#### [SOURCE RECORDS]
===
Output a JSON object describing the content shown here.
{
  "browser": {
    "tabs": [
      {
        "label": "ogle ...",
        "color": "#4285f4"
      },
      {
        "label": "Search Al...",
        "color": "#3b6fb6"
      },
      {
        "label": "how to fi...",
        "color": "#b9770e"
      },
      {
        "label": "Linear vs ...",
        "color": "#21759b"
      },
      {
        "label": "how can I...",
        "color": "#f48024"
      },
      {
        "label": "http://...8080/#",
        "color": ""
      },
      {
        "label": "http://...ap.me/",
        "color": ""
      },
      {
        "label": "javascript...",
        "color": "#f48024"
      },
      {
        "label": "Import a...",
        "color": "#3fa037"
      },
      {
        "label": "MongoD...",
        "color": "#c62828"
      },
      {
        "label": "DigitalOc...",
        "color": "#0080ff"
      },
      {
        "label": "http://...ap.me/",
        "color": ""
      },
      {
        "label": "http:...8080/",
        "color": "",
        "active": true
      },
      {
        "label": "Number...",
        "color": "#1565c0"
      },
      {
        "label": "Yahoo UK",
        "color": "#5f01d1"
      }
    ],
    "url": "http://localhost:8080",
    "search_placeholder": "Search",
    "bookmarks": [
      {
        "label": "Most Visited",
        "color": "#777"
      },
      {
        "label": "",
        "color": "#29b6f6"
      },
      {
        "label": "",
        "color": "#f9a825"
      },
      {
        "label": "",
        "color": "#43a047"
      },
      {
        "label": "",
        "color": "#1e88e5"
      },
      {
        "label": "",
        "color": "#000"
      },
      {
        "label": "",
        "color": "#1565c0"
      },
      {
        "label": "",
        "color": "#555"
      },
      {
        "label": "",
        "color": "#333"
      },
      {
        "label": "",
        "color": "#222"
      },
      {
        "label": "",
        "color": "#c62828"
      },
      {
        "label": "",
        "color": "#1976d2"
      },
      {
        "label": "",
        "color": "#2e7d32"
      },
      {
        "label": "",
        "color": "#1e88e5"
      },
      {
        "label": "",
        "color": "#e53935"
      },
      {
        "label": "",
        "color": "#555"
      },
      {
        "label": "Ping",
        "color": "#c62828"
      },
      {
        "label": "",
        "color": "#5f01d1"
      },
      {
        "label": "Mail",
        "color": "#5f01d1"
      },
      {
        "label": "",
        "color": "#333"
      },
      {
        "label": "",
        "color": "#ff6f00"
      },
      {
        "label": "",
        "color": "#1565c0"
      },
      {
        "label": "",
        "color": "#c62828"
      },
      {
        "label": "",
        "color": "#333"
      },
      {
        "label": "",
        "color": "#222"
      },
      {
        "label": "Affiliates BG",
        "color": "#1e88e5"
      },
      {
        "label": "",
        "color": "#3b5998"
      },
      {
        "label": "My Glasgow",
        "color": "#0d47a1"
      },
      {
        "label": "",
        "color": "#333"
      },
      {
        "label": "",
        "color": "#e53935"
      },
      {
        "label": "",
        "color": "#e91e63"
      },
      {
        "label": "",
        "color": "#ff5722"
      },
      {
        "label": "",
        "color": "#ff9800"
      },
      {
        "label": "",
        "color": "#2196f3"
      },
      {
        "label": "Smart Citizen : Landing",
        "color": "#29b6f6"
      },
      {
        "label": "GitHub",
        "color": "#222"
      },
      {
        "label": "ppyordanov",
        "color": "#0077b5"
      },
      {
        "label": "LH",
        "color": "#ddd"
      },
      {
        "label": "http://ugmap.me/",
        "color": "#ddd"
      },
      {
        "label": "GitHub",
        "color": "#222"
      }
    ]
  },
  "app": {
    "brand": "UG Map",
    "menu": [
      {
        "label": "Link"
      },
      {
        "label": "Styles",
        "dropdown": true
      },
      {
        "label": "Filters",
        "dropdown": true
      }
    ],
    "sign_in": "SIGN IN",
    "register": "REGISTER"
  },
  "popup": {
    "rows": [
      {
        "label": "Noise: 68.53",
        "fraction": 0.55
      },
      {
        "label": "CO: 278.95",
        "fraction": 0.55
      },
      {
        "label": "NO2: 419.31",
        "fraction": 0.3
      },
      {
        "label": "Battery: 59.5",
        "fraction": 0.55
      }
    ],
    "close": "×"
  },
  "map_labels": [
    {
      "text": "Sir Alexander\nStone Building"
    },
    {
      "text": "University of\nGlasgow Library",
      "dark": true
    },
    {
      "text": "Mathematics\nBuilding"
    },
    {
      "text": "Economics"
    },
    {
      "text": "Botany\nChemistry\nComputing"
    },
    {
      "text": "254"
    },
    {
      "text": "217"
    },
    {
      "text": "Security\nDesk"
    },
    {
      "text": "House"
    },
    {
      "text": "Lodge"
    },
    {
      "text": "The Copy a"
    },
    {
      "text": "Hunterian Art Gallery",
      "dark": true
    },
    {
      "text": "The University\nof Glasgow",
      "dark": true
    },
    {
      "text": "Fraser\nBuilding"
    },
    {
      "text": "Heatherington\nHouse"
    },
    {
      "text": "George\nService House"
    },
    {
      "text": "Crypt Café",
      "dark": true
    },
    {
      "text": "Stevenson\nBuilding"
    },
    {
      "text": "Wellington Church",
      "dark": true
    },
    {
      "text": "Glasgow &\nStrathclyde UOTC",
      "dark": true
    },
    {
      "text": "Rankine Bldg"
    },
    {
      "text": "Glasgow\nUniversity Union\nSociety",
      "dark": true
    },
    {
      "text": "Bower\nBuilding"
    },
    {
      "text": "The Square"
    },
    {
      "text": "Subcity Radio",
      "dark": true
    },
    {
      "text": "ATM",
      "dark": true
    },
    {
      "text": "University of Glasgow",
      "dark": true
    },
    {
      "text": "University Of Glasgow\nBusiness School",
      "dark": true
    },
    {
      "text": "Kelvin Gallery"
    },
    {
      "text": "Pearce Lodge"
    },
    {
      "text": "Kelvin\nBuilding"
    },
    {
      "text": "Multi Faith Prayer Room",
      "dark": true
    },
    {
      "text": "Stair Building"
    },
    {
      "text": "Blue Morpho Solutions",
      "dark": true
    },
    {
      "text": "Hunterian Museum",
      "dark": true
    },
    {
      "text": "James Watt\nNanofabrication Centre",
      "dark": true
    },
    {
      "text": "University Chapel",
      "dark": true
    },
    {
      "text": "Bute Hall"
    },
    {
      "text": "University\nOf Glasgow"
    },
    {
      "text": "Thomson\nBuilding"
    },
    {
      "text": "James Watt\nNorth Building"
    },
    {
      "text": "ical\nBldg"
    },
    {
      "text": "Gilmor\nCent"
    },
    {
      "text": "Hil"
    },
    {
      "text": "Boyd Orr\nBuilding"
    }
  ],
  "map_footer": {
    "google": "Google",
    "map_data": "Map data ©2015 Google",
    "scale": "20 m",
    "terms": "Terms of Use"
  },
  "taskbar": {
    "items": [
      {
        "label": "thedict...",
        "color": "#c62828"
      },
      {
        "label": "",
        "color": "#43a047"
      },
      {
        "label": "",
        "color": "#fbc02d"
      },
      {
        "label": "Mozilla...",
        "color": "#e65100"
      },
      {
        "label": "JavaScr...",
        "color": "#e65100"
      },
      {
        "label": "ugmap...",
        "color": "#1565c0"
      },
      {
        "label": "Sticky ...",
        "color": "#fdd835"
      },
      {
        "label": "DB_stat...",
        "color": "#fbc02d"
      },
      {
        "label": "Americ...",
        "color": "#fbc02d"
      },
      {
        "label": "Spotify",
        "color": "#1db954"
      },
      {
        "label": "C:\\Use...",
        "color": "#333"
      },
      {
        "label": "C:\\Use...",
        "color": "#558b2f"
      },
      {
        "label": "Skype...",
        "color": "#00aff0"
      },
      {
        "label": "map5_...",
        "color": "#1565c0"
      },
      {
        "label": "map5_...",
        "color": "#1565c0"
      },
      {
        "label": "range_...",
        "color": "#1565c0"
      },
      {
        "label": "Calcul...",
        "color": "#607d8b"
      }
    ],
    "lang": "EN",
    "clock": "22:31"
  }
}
===
#### [TASK DETAILS]
Give the number of lines above in which the word "Gallery" occurs, with nothing else.

#### [REPLY TO THE TASK]
2